[START Input for this task]
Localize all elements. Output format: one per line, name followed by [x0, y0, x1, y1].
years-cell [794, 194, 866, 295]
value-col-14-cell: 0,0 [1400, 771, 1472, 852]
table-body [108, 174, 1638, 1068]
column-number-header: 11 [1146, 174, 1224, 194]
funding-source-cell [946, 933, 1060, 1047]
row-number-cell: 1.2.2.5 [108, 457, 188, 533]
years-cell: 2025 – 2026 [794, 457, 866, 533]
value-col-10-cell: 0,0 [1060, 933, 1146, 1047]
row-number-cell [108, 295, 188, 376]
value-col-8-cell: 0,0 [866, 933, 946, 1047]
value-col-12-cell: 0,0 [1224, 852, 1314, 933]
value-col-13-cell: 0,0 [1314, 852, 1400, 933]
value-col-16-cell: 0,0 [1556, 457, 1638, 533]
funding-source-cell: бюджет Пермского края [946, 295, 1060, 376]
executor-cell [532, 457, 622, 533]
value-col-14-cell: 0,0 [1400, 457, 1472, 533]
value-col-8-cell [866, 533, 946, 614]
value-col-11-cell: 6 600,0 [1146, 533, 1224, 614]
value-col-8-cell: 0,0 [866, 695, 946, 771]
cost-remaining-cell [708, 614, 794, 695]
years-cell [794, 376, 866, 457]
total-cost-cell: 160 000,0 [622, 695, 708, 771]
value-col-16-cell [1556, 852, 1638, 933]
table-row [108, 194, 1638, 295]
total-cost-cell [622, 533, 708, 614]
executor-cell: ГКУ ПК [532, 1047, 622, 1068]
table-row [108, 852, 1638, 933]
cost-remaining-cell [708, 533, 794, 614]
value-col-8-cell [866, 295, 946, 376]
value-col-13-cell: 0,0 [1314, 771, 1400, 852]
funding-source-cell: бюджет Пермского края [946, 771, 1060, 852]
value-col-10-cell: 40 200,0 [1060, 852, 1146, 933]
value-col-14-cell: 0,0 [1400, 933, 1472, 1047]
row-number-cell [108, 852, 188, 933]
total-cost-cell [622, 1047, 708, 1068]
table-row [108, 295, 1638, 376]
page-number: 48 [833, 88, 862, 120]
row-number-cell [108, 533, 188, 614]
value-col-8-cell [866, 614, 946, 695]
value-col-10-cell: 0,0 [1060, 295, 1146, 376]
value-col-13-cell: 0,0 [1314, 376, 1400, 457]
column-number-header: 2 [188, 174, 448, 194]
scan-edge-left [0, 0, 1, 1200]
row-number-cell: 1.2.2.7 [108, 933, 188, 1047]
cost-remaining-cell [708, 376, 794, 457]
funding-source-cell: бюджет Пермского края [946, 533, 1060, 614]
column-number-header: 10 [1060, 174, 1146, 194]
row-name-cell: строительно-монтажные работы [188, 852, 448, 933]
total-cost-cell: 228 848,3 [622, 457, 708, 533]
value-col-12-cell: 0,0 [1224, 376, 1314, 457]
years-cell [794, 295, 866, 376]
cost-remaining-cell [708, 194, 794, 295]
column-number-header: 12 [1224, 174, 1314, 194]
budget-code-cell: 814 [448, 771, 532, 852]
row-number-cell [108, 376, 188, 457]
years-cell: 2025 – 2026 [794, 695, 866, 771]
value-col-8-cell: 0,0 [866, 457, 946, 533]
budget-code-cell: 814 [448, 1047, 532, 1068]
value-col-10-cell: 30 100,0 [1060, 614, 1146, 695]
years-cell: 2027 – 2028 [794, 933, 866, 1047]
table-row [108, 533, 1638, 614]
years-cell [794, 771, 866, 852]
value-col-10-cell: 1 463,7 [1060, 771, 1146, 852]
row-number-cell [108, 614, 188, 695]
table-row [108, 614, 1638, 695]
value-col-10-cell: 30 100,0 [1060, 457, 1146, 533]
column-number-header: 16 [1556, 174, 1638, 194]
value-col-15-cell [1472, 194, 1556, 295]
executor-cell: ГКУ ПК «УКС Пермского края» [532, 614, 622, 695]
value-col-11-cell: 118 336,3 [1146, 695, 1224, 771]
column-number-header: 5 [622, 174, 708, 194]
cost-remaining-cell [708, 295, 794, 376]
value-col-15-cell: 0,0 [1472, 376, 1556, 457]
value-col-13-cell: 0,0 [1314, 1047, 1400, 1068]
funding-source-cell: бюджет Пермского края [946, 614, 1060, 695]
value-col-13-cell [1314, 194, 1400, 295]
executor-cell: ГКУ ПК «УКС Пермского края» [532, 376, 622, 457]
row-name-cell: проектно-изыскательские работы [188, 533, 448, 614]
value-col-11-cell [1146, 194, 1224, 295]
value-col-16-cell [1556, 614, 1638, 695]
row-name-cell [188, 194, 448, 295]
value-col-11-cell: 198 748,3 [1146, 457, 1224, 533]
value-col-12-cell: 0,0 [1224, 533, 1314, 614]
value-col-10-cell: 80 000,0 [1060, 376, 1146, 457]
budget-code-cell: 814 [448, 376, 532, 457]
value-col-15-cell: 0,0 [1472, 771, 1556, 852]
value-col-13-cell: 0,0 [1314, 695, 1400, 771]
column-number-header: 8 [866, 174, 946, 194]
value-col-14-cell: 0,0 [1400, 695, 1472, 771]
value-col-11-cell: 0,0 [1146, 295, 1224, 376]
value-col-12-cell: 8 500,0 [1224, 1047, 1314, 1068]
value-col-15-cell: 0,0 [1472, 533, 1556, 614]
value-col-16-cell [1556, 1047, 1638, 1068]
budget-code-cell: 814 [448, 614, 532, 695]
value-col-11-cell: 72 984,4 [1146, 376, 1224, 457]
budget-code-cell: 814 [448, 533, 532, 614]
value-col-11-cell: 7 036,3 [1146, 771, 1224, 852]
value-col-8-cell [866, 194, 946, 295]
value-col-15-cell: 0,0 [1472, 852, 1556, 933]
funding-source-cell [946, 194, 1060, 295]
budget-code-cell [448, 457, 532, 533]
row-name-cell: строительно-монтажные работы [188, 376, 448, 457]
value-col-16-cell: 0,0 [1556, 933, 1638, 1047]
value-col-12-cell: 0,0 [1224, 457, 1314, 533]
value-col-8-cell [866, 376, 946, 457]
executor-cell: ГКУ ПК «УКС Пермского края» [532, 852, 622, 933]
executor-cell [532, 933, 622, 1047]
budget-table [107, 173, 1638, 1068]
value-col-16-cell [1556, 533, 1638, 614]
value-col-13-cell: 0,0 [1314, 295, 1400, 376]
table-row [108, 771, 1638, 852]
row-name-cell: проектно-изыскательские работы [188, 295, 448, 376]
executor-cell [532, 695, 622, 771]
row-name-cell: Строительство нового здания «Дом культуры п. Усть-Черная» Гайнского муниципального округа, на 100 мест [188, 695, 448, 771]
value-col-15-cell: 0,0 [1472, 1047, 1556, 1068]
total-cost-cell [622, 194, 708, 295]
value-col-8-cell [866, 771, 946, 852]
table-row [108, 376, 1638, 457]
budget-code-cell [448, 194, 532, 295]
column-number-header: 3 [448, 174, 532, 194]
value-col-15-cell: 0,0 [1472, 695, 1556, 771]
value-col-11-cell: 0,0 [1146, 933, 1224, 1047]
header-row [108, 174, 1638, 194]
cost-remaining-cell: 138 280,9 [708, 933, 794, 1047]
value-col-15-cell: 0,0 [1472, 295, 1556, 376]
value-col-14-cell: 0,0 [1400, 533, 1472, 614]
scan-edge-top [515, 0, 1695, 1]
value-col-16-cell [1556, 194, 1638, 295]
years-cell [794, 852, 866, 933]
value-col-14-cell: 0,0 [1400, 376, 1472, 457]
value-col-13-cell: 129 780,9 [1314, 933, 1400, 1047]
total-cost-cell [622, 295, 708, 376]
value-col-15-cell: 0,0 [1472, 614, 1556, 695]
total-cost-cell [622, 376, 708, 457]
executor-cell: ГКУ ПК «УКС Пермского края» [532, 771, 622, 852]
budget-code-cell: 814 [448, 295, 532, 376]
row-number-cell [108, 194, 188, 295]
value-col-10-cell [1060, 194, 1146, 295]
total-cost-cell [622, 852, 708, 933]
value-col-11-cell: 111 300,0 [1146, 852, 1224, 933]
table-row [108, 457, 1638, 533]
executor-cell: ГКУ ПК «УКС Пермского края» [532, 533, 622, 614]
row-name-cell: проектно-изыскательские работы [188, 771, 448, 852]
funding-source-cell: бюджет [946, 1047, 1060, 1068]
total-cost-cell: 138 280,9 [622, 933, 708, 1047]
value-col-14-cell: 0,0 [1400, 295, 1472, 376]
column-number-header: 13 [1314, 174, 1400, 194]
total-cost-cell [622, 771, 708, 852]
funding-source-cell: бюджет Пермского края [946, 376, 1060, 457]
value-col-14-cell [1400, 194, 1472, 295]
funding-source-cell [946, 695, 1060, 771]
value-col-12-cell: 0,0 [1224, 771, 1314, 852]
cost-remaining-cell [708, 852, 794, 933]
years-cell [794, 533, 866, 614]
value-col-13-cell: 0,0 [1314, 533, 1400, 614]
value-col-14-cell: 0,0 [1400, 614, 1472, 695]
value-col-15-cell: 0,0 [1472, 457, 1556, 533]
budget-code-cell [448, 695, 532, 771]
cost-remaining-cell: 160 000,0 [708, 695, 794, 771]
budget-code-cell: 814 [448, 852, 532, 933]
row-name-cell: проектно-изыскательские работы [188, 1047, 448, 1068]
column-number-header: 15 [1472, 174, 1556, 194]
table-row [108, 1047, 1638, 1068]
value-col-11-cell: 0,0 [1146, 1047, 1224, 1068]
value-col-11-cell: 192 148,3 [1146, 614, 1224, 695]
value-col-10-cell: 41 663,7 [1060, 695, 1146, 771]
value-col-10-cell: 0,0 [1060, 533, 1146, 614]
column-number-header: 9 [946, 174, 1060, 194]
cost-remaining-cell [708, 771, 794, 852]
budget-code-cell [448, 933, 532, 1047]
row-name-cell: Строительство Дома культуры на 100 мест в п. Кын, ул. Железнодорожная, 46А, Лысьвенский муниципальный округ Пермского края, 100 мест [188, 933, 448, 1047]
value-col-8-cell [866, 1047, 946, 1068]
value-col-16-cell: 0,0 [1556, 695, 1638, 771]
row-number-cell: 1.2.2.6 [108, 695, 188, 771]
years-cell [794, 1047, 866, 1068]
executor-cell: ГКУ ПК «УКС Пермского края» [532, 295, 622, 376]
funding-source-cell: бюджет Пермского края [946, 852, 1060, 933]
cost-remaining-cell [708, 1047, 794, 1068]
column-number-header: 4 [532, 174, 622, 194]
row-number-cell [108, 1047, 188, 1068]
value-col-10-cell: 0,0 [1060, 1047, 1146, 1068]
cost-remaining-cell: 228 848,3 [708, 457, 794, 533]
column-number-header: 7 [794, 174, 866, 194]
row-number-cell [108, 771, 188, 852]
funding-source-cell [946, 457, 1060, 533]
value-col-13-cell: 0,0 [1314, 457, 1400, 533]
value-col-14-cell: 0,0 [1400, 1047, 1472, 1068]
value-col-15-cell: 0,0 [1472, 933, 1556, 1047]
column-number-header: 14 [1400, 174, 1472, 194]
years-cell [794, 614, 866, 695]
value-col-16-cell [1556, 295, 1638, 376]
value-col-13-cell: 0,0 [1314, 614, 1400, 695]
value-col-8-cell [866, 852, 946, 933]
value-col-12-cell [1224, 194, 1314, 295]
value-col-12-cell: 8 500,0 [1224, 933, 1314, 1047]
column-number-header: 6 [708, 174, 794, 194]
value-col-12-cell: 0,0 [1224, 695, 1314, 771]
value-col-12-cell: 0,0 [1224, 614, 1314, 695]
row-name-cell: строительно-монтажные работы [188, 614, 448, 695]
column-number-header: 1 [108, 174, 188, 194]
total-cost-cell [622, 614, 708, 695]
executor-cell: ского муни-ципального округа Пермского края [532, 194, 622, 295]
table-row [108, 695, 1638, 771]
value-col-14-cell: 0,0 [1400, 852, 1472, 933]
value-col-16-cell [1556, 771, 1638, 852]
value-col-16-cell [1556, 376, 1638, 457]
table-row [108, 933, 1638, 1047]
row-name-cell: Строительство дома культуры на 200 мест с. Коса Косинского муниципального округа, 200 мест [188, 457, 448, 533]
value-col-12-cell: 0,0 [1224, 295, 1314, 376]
[END Input for this task]
[Request]
Change "funding-source-cell" to "source-of-funds-cell" in the lines from the first one through the line containing "total-cost-cell [622, 533, 708, 614]", inclusive. Give only those lines, with nothing else altered.

[Output of the task]
Localize all elements. Output format: one per line, name followed by [x0, y0, x1, y1].
years-cell [794, 194, 866, 295]
value-col-14-cell: 0,0 [1400, 771, 1472, 852]
table-body [108, 174, 1638, 1068]
column-number-header: 11 [1146, 174, 1224, 194]
source-of-funds-cell [946, 933, 1060, 1047]
row-number-cell: 1.2.2.5 [108, 457, 188, 533]
years-cell: 2025 – 2026 [794, 457, 866, 533]
value-col-10-cell: 0,0 [1060, 933, 1146, 1047]
row-number-cell [108, 295, 188, 376]
value-col-8-cell: 0,0 [866, 933, 946, 1047]
value-col-12-cell: 0,0 [1224, 852, 1314, 933]
value-col-13-cell: 0,0 [1314, 852, 1400, 933]
value-col-16-cell: 0,0 [1556, 457, 1638, 533]
source-of-funds-cell: бюджет Пермского края [946, 295, 1060, 376]
executor-cell [532, 457, 622, 533]
value-col-14-cell: 0,0 [1400, 457, 1472, 533]
value-col-8-cell [866, 533, 946, 614]
value-col-11-cell: 6 600,0 [1146, 533, 1224, 614]
value-col-8-cell: 0,0 [866, 695, 946, 771]
cost-remaining-cell [708, 614, 794, 695]
years-cell [794, 376, 866, 457]
total-cost-cell: 160 000,0 [622, 695, 708, 771]
value-col-16-cell [1556, 852, 1638, 933]
table-row [108, 194, 1638, 295]
total-cost-cell [622, 533, 708, 614]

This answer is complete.